<<<<
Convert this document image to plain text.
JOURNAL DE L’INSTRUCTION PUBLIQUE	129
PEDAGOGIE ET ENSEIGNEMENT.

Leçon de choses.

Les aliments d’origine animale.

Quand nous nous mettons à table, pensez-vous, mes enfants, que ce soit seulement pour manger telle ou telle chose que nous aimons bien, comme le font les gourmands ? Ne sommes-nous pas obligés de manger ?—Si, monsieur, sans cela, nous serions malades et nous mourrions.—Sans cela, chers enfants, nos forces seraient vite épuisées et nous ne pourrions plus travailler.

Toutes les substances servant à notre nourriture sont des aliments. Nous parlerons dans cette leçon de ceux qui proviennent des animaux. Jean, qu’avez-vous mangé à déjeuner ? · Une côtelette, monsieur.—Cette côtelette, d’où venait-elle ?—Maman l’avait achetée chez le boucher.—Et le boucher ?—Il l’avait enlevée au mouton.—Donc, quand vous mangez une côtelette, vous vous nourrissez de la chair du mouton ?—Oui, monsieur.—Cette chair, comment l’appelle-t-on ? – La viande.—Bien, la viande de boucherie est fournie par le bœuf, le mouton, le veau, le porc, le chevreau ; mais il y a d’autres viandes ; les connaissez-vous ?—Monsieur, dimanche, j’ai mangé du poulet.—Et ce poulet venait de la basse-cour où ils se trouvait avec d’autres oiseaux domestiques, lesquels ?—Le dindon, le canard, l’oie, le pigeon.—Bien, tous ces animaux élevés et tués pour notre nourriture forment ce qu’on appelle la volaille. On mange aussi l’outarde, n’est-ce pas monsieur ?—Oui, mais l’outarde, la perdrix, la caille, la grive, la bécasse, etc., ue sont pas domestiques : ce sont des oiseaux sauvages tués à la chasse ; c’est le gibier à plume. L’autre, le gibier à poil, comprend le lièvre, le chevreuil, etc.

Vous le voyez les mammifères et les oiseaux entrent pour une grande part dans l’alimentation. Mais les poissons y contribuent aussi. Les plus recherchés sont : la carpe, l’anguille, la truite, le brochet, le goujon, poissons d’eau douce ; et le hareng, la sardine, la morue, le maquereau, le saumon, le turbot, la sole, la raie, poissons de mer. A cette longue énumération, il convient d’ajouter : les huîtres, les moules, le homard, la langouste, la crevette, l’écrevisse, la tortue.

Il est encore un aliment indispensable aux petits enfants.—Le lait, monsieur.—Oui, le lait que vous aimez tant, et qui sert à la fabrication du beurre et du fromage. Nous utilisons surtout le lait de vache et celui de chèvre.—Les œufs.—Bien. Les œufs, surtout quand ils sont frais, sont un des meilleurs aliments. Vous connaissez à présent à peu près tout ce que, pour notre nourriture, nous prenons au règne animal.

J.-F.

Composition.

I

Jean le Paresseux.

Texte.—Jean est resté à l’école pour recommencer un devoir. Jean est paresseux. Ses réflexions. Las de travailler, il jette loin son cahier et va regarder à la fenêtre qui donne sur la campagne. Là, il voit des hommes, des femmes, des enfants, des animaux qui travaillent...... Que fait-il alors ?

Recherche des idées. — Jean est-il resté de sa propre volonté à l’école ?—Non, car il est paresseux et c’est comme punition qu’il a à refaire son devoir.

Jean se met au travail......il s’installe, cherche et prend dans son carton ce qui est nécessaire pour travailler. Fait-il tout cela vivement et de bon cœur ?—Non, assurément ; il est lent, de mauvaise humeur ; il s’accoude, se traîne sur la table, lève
>>>>
## SET EXERCISE
Could you quote the material above in full, exactly as it stands?

## RESULT OF THIS TASK
Convert this document image to plain text.
JOURNAL DE L’INSTRUCTION PUBLIQUE	129
PEDAGOGIE ET ENSEIGNEMENT.

Leçon de choses.

Les aliments d’origine animale.

Quand nous nous mettons à table, pensez-vous, mes enfants, que ce soit seulement pour manger telle ou telle chose que nous aimons bien, comme le font les gourmands ? Ne sommes-nous pas obligés de manger ?—Si, monsieur, sans cela, nous serions malades et nous mourrions.—Sans cela, chers enfants, nos forces seraient vite épuisées et nous ne pourrions plus travailler.

Toutes les substances servant à notre nourriture sont des aliments. Nous parlerons dans cette leçon de ceux qui proviennent des animaux. Jean, qu’avez-vous mangé à déjeuner ? · Une côtelette, monsieur.—Cette côtelette, d’où venait-elle ?—Maman l’avait achetée chez le boucher.—Et le boucher ?—Il l’avait enlevée au mouton.—Donc, quand vous mangez une côtelette, vous vous nourrissez de la chair du mouton ?—Oui, monsieur.—Cette chair, comment l’appelle-t-on ? – La viande.—Bien, la viande de boucherie est fournie par le bœuf, le mouton, le veau, le porc, le chevreau ; mais il y a d’autres viandes ; les connaissez-vous ?—Monsieur, dimanche, j’ai mangé du poulet.—Et ce poulet venait de la basse-cour où ils se trouvait avec d’autres oiseaux domestiques, lesquels ?—Le dindon, le canard, l’oie, le pigeon.—Bien, tous ces animaux élevés et tués pour notre nourriture forment ce qu’on appelle la volaille. On mange aussi l’outarde, n’est-ce pas monsieur ?—Oui, mais l’outarde, la perdrix, la caille, la grive, la bécasse, etc., ue sont pas domestiques : ce sont des oiseaux sauvages tués à la chasse ; c’est le gibier à plume. L’autre, le gibier à poil, comprend le lièvre, le chevreuil, etc.

Vous le voyez les mammifères et les oiseaux entrent pour une grande part dans l’alimentation. Mais les poissons y contribuent aussi. Les plus recherchés sont : la carpe, l’anguille, la truite, le brochet, le goujon, poissons d’eau douce ; et le hareng, la sardine, la morue, le maquereau, le saumon, le turbot, la sole, la raie, poissons de mer. A cette longue énumération, il convient d’ajouter : les huîtres, les moules, le homard, la langouste, la crevette, l’écrevisse, la tortue.

Il est encore un aliment indispensable aux petits enfants.—Le lait, monsieur.—Oui, le lait que vous aimez tant, et qui sert à la fabrication du beurre et du fromage. Nous utilisons surtout le lait de vache et celui de chèvre.—Les œufs.—Bien. Les œufs, surtout quand ils sont frais, sont un des meilleurs aliments. Vous connaissez à présent à peu près tout ce que, pour notre nourriture, nous prenons au règne animal.

J.-F.

Composition.

I

Jean le Paresseux.

Texte.—Jean est resté à l’école pour recommencer un devoir. Jean est paresseux. Ses réflexions. Las de travailler, il jette loin son cahier et va regarder à la fenêtre qui donne sur la campagne. Là, il voit des hommes, des femmes, des enfants, des animaux qui travaillent...... Que fait-il alors ?

Recherche des idées. — Jean est-il resté de sa propre volonté à l’école ?—Non, car il est paresseux et c’est comme punition qu’il a à refaire son devoir.

Jean se met au travail......il s’installe, cherche et prend dans son carton ce qui est nécessaire pour travailler. Fait-il tout cela vivement et de bon cœur ?—Non, assurément ; il est lent, de mauvaise humeur ; il s’accoude, se traîne sur la table, lève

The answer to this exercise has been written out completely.